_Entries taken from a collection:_
========================

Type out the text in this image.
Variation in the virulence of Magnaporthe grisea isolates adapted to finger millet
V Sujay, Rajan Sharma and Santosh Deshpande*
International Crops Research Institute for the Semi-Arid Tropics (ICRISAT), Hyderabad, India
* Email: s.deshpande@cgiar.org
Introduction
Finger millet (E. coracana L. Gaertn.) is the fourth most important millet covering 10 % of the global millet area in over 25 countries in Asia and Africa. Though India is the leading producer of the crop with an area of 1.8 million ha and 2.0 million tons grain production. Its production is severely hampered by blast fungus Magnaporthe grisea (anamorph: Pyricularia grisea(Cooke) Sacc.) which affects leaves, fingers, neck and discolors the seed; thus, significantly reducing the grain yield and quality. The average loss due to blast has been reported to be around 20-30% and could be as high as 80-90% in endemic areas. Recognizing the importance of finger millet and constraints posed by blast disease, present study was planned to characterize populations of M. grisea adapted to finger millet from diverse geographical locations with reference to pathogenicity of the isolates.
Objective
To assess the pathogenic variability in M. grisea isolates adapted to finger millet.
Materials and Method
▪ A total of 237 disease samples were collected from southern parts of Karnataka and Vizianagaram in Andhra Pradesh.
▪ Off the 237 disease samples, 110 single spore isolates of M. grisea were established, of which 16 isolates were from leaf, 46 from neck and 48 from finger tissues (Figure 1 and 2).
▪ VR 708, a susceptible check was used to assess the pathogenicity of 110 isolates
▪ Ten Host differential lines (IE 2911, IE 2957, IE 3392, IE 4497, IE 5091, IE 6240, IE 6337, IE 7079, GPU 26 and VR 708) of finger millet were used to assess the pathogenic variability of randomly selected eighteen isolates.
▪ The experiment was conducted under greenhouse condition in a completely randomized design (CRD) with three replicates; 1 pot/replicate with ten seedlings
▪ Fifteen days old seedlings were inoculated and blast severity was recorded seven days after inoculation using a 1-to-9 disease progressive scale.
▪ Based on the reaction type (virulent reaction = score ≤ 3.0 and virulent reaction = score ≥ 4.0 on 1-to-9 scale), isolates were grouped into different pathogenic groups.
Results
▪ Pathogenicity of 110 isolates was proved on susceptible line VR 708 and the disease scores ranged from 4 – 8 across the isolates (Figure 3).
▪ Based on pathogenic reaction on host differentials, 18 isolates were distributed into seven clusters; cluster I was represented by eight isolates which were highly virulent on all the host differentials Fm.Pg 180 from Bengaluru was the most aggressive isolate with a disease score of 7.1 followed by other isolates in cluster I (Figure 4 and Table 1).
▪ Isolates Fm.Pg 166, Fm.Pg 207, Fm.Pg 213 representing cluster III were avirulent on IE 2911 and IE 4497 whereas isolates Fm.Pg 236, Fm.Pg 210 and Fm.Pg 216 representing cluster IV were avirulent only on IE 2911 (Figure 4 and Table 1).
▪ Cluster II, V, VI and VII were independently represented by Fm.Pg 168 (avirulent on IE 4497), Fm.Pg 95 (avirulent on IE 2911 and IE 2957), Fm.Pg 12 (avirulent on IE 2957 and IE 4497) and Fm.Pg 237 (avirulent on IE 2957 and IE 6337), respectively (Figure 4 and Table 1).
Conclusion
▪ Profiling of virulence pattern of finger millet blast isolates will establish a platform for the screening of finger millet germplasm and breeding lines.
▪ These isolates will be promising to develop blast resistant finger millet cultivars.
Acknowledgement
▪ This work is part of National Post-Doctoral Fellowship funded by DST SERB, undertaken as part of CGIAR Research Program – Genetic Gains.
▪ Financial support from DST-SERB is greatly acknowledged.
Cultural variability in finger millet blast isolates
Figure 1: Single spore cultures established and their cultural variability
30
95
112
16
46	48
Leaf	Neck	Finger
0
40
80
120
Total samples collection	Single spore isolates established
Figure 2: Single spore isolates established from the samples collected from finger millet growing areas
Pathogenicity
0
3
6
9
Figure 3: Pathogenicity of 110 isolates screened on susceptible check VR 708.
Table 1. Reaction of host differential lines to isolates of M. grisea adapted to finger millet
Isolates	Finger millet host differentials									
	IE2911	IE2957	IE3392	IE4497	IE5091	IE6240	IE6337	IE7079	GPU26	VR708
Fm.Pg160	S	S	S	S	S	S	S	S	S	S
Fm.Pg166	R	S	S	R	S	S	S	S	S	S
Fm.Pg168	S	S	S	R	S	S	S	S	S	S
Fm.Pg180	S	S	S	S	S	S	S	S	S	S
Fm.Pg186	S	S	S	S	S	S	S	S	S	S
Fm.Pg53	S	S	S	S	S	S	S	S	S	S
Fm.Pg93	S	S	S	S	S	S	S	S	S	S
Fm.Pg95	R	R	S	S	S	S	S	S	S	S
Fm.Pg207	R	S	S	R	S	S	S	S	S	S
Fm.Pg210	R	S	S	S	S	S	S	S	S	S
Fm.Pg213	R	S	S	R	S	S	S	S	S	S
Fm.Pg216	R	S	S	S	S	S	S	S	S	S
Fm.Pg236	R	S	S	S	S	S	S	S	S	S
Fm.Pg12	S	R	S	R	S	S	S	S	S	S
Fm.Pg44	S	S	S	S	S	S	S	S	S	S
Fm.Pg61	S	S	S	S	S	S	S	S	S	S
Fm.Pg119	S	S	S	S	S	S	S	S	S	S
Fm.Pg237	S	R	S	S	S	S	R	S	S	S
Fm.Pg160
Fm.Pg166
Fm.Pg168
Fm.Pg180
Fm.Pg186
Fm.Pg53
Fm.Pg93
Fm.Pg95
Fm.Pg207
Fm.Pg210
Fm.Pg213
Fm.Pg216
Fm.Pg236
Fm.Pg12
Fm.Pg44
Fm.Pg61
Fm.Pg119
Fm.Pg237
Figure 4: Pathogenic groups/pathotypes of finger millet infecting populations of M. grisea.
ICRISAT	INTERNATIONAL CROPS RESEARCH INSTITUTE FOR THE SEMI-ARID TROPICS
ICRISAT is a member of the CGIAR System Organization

========================

_PROBLEM DESCRIPTION:_ The word is "check". Copy every line above where it appears.

_ANSWER BOX:_
▪ VR 708, a susceptible check was used to assess the pathogenicity of 110 isolates
Figure 3: Pathogenicity of 110 isolates screened on susceptible check VR 708.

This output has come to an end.